RECORDS FOR THIS TASK:
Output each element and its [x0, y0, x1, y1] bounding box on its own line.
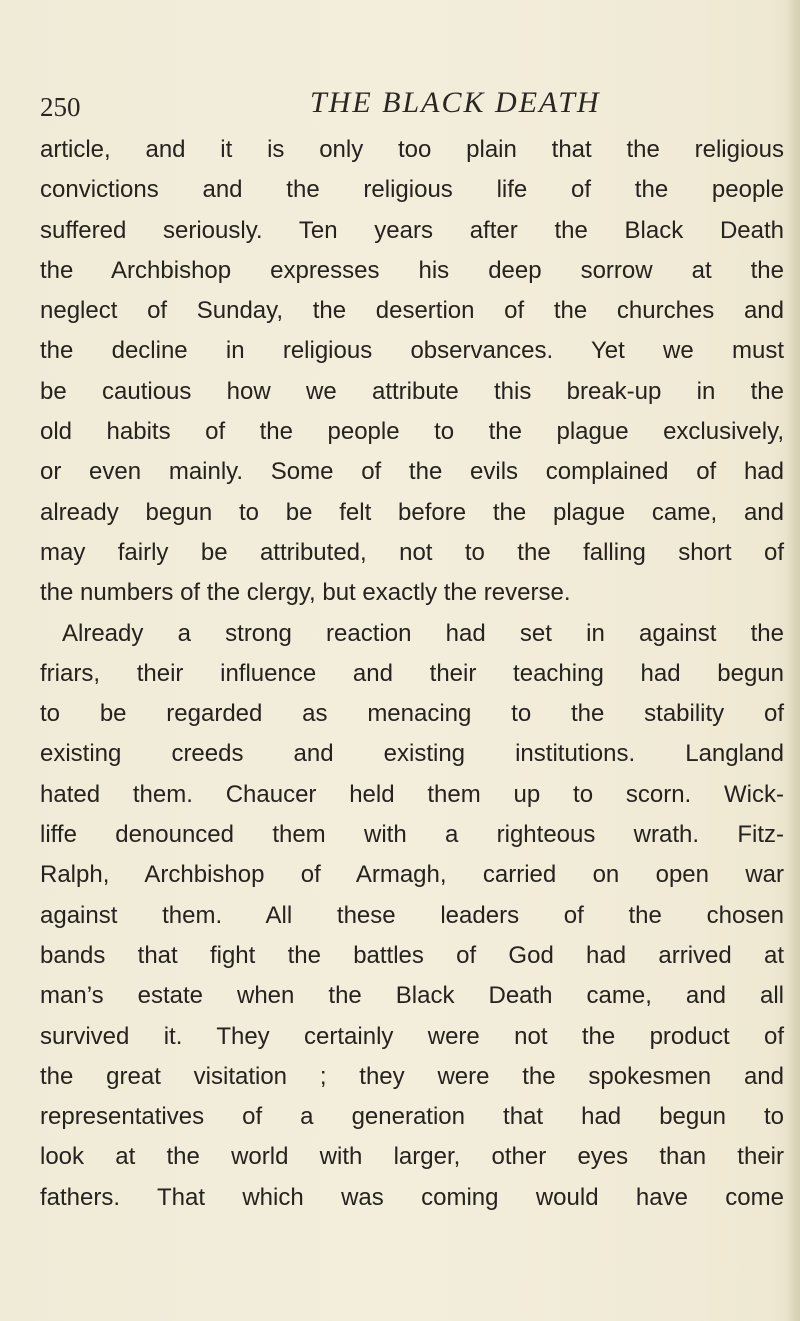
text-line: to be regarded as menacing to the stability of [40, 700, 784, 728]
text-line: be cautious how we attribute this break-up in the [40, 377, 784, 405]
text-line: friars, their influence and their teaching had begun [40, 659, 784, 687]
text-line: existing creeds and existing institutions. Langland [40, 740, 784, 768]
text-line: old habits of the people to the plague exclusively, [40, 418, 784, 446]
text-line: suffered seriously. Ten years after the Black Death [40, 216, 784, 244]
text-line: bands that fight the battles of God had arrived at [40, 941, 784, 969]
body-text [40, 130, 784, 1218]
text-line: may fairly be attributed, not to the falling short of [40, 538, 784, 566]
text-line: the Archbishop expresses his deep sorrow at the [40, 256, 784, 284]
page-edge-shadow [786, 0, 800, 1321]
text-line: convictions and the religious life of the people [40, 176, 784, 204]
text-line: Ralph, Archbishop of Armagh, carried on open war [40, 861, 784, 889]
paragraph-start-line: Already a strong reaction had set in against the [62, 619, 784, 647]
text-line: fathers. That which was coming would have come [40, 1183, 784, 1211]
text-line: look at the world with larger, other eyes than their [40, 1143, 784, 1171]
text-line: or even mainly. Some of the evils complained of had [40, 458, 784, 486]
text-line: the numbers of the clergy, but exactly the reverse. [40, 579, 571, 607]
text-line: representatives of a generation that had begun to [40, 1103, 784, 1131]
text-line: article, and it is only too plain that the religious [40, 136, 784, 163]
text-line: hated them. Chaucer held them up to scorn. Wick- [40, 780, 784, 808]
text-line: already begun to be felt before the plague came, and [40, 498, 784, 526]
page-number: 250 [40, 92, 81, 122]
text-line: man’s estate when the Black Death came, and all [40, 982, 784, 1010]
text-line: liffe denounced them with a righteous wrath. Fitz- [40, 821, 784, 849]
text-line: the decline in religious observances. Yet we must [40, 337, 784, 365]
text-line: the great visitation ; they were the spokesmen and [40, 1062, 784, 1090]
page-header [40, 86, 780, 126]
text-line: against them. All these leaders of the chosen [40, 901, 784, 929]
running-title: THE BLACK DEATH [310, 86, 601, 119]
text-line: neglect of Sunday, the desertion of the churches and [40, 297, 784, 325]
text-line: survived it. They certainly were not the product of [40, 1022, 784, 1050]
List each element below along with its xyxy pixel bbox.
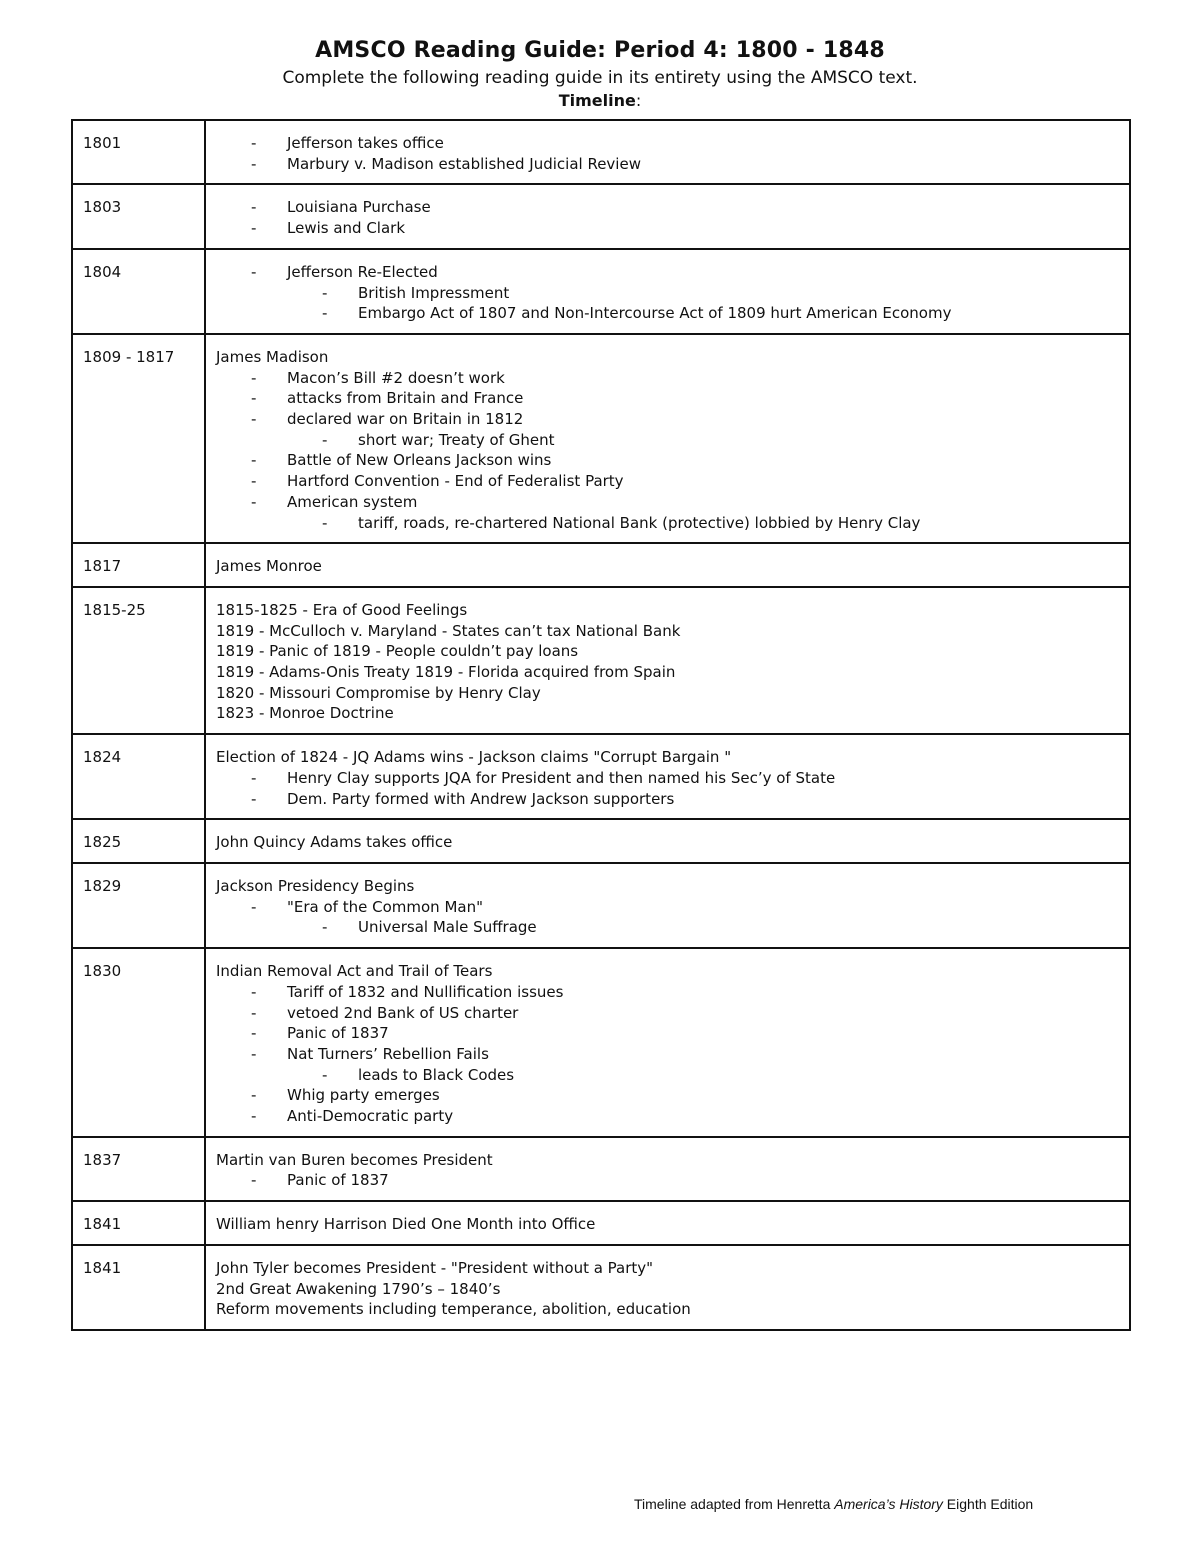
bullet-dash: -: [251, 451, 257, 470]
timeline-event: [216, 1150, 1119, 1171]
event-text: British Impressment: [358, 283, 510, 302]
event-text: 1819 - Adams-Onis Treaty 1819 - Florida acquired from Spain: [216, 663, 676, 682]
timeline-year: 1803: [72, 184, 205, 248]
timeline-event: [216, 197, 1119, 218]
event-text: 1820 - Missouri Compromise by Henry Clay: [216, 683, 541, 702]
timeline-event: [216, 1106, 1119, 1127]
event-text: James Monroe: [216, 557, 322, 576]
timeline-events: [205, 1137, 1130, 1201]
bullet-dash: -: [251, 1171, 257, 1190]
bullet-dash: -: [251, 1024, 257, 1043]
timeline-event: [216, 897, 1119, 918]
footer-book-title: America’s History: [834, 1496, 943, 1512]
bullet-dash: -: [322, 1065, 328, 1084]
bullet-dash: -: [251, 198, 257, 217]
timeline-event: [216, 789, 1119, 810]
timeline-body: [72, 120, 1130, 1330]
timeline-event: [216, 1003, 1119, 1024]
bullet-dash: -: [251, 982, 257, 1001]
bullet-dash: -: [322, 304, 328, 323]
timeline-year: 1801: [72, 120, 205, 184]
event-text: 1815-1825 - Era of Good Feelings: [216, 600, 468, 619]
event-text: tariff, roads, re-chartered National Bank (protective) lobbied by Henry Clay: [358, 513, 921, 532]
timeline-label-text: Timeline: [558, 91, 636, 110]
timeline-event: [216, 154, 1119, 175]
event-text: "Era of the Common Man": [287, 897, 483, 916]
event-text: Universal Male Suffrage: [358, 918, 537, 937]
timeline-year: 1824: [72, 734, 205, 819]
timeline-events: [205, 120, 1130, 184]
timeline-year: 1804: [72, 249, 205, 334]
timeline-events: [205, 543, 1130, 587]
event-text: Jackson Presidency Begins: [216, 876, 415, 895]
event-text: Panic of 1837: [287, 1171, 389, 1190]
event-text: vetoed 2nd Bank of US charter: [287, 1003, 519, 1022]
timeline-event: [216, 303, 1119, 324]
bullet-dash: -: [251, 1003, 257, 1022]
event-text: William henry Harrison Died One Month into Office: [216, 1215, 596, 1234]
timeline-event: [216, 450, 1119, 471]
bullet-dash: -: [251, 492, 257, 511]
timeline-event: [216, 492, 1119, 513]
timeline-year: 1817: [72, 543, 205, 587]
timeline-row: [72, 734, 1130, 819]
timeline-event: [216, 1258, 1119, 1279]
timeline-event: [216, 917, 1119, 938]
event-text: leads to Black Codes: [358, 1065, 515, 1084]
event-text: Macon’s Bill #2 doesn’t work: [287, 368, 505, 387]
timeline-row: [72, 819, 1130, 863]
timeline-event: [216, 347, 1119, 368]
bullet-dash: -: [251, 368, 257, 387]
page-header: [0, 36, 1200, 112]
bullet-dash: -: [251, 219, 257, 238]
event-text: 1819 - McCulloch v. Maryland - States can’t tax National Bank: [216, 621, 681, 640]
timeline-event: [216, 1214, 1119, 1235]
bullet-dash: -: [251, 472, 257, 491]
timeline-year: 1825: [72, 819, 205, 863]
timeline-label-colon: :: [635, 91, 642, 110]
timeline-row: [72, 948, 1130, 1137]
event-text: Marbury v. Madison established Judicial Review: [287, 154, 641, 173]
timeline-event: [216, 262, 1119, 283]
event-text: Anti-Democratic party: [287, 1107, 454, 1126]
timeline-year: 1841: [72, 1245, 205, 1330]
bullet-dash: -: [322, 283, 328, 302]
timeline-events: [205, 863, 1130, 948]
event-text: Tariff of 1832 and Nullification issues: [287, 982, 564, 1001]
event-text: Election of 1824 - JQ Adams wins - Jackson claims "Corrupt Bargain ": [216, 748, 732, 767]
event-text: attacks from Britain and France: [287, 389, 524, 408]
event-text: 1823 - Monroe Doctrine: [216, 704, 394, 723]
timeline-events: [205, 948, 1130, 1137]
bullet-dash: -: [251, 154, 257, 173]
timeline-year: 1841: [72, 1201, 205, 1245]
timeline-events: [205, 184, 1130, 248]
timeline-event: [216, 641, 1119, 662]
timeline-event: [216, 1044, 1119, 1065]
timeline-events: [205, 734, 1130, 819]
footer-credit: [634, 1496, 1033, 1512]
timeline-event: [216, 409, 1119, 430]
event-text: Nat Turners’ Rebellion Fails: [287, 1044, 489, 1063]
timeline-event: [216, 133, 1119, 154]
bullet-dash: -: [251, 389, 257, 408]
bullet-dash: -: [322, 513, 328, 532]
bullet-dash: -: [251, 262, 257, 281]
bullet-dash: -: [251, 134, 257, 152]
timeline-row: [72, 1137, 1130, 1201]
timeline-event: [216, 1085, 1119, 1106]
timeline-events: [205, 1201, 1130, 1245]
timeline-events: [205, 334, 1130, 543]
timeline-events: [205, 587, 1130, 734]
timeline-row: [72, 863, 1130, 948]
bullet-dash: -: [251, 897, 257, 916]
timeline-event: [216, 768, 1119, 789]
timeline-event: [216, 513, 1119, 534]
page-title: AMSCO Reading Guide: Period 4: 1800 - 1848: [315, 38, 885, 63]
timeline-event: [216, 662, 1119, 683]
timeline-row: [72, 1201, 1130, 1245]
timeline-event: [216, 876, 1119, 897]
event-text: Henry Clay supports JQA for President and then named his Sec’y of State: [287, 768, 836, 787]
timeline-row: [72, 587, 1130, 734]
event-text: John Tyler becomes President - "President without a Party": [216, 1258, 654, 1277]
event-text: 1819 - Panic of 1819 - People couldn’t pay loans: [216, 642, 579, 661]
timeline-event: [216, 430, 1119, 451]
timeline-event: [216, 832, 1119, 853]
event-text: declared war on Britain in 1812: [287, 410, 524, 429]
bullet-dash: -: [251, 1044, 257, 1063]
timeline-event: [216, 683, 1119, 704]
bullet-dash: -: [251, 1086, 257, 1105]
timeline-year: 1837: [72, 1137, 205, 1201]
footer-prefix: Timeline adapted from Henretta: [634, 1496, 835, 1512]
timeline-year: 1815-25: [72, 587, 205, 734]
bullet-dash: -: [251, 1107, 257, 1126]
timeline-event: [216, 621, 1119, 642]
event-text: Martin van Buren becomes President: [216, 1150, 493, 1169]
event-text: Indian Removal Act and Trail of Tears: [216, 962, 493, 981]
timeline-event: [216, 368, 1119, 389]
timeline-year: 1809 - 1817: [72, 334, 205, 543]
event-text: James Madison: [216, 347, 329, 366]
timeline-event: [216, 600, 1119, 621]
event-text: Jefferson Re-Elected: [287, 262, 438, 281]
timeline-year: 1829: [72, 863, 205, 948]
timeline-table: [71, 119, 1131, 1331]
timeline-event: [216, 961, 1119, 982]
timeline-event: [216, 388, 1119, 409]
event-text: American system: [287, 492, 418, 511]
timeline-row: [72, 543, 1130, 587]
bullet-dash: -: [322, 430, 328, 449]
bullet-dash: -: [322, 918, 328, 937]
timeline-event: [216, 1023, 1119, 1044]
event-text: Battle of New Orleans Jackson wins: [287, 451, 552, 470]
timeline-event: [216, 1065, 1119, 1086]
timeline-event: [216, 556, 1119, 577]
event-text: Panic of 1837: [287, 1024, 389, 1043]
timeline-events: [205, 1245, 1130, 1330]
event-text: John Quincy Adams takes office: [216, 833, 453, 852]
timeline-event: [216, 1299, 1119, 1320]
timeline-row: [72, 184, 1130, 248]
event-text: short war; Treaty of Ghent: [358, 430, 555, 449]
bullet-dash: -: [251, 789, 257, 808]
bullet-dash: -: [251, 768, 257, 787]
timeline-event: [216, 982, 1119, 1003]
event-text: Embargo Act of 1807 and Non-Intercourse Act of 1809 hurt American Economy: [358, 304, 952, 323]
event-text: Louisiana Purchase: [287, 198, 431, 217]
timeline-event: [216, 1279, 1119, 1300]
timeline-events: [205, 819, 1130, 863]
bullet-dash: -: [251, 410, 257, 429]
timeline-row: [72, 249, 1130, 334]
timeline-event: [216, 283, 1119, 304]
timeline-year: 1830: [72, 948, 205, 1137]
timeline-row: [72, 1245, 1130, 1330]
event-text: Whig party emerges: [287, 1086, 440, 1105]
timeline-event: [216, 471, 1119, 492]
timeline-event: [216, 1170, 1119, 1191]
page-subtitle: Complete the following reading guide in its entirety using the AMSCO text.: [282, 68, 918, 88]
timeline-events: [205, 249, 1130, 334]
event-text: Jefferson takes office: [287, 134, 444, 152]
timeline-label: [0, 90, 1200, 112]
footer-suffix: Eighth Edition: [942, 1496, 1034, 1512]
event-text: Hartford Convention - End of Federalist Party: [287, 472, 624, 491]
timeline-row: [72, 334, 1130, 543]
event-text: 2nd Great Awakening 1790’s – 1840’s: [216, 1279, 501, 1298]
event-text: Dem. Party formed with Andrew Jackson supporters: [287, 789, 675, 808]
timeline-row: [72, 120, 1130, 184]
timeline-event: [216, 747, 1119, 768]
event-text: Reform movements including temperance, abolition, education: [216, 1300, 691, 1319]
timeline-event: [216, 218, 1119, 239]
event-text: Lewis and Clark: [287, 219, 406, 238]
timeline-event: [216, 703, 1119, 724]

EXERCISE GOAL:
List every line in the entries that contains the word "takes", matching case exactly.

RESULT FOR THIS EXERCISE:
event-text: John Quincy Adams takes office: [216, 833, 453, 852]
event-text: Jefferson takes office: [287, 134, 444, 152]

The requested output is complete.